■ Given records:
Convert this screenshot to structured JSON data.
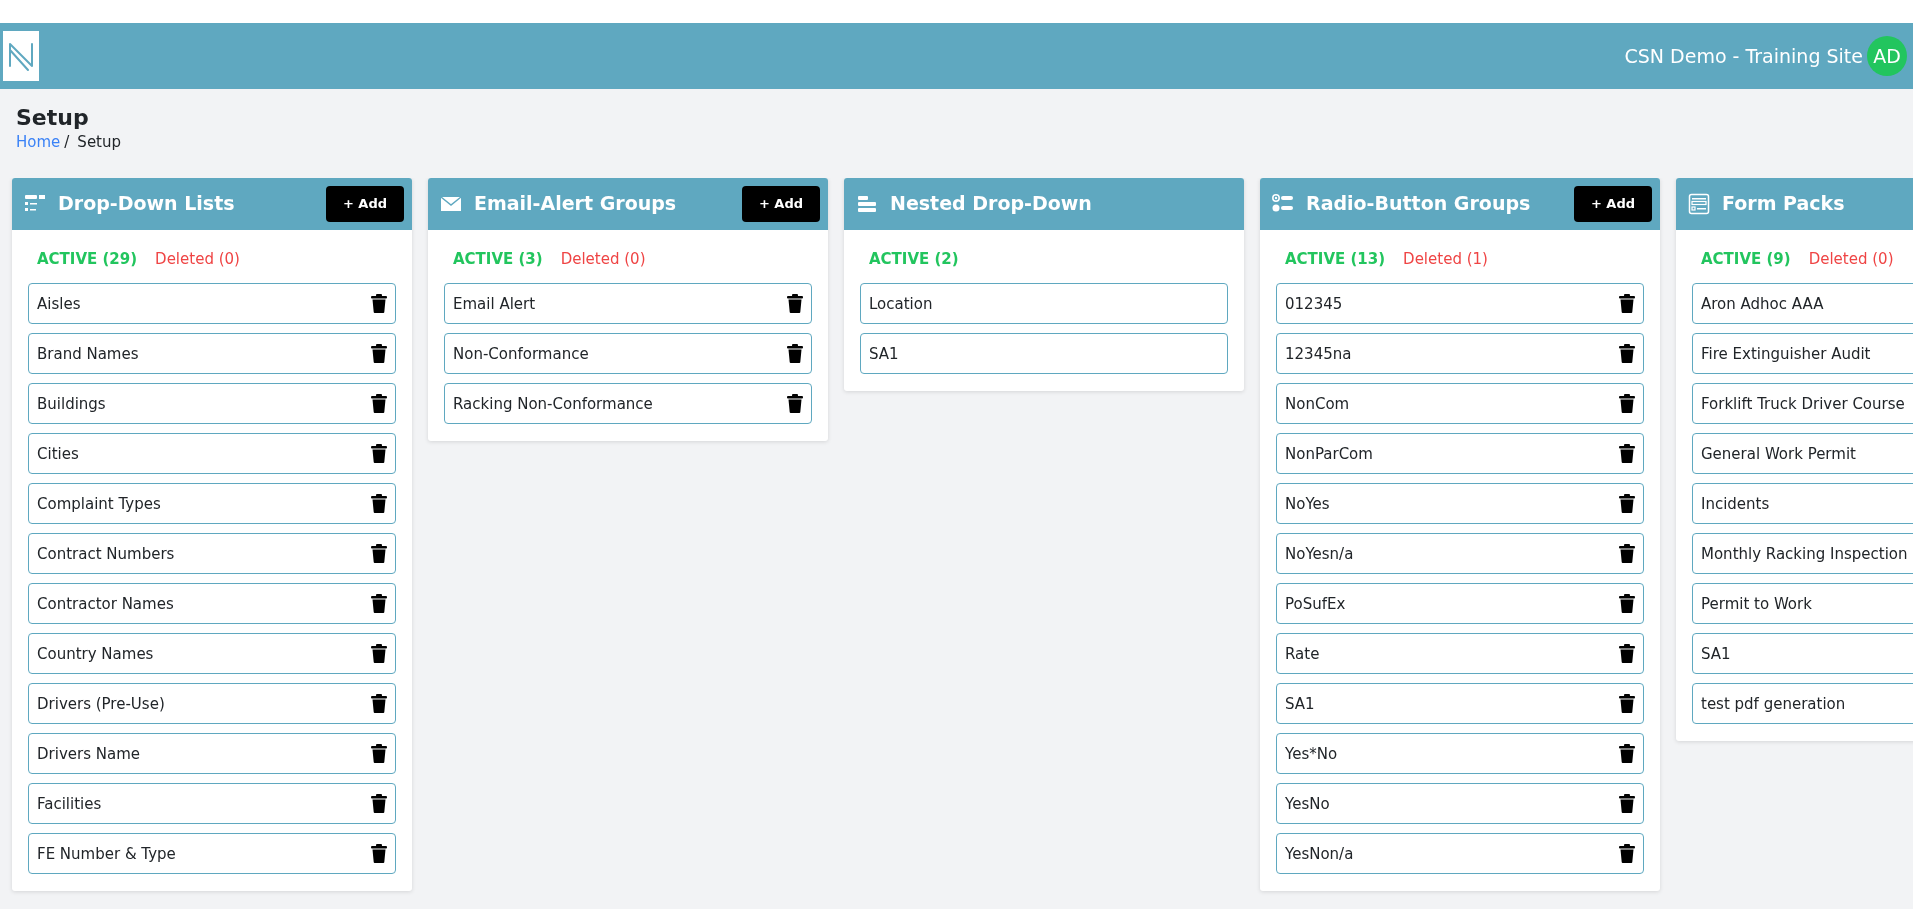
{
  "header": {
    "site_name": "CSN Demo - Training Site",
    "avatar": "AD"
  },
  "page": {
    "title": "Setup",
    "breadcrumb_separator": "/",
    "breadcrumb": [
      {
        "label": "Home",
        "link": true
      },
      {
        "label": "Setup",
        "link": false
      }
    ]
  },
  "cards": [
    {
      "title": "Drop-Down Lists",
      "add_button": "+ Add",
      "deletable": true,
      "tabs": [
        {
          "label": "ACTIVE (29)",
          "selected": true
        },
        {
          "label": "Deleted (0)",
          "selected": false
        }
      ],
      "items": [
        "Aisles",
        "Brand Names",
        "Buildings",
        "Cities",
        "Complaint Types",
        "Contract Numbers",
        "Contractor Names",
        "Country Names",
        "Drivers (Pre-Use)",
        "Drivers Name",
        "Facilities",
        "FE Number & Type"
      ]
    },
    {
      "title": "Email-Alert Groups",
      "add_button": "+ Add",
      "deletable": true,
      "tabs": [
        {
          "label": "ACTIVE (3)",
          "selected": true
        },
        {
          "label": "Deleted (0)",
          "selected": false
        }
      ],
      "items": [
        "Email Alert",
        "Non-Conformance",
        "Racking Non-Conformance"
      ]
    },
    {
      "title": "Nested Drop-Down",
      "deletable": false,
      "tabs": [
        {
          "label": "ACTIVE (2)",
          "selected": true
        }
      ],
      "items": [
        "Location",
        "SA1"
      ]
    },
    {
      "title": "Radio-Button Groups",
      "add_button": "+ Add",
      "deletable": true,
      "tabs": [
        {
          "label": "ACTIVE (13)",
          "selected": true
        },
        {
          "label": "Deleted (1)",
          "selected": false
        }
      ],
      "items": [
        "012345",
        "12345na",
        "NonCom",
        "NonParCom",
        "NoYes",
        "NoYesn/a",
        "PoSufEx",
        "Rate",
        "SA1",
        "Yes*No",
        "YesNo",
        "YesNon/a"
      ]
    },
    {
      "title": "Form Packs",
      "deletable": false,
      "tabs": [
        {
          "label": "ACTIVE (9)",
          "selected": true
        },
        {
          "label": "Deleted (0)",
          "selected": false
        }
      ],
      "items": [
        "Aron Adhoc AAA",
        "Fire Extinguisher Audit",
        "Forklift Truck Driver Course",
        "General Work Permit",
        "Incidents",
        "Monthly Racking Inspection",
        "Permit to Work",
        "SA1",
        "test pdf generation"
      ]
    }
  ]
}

■ Instruction: Images should not appear in the copy; retype the listing above exactly.

■ Response:
Convert this screenshot to structured JSON data.
{
  "header": {
    "site_name": "CSN Demo - Training Site",
    "avatar": "AD"
  },
  "page": {
    "title": "Setup",
    "breadcrumb_separator": "/",
    "breadcrumb": [
      {
        "label": "Home",
        "link": true
      },
      {
        "label": "Setup",
        "link": false
      }
    ]
  },
  "cards": [
    {
      "title": "Drop-Down Lists",
      "add_button": "+ Add",
      "deletable": true,
      "tabs": [
        {
          "label": "ACTIVE (29)",
          "selected": true
        },
        {
          "label": "Deleted (0)",
          "selected": false
        }
      ],
      "items": [
        "Aisles",
        "Brand Names",
        "Buildings",
        "Cities",
        "Complaint Types",
        "Contract Numbers",
        "Contractor Names",
        "Country Names",
        "Drivers (Pre-Use)",
        "Drivers Name",
        "Facilities",
        "FE Number & Type"
      ]
    },
    {
      "title": "Email-Alert Groups",
      "add_button": "+ Add",
      "deletable": true,
      "tabs": [
        {
          "label": "ACTIVE (3)",
          "selected": true
        },
        {
          "label": "Deleted (0)",
          "selected": false
        }
      ],
      "items": [
        "Email Alert",
        "Non-Conformance",
        "Racking Non-Conformance"
      ]
    },
    {
      "title": "Nested Drop-Down",
      "deletable": false,
      "tabs": [
        {
          "label": "ACTIVE (2)",
          "selected": true
        }
      ],
      "items": [
        "Location",
        "SA1"
      ]
    },
    {
      "title": "Radio-Button Groups",
      "add_button": "+ Add",
      "deletable": true,
      "tabs": [
        {
          "label": "ACTIVE (13)",
          "selected": true
        },
        {
          "label": "Deleted (1)",
          "selected": false
        }
      ],
      "items": [
        "012345",
        "12345na",
        "NonCom",
        "NonParCom",
        "NoYes",
        "NoYesn/a",
        "PoSufEx",
        "Rate",
        "SA1",
        "Yes*No",
        "YesNo",
        "YesNon/a"
      ]
    },
    {
      "title": "Form Packs",
      "deletable": false,
      "tabs": [
        {
          "label": "ACTIVE (9)",
          "selected": true
        },
        {
          "label": "Deleted (0)",
          "selected": false
        }
      ],
      "items": [
        "Aron Adhoc AAA",
        "Fire Extinguisher Audit",
        "Forklift Truck Driver Course",
        "General Work Permit",
        "Incidents",
        "Monthly Racking Inspection",
        "Permit to Work",
        "SA1",
        "test pdf generation"
      ]
    }
  ]
}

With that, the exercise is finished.